Extract each line of the data and write it out again exactly.

** Start INPUT ROWS **

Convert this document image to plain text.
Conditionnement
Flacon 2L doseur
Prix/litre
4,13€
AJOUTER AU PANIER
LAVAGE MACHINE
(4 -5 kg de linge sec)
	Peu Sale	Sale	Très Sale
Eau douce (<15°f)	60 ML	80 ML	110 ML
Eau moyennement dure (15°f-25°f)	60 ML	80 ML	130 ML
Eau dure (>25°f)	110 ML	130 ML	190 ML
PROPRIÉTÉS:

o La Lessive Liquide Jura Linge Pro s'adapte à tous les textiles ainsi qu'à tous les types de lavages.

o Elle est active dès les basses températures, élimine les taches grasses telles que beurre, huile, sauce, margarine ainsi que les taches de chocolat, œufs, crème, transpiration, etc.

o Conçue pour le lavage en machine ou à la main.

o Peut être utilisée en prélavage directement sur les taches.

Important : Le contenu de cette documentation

** End INPUT ROWS **

> COMPLETED EXERCISE:
Convert this document image to plain text.
Conditionnement
Flacon 2L doseur
Prix/litre
4,13€
AJOUTER AU PANIER
LAVAGE MACHINE
(4 -5 kg de linge sec)
	Peu Sale	Sale	Très Sale
Eau douce (<15°f)	60 ML	80 ML	110 ML
Eau moyennement dure (15°f-25°f)	60 ML	80 ML	130 ML
Eau dure (>25°f)	110 ML	130 ML	190 ML
PROPRIÉTÉS:

o La Lessive Liquide Jura Linge Pro s'adapte à tous les textiles ainsi qu'à tous les types de lavages.

o Elle est active dès les basses températures, élimine les taches grasses telles que beurre, huile, sauce, margarine ainsi que les taches de chocolat, œufs, crème, transpiration, etc.

o Conçue pour le lavage en machine ou à la main.

o Peut être utilisée en prélavage directement sur les taches.

Important : Le contenu de cette documentation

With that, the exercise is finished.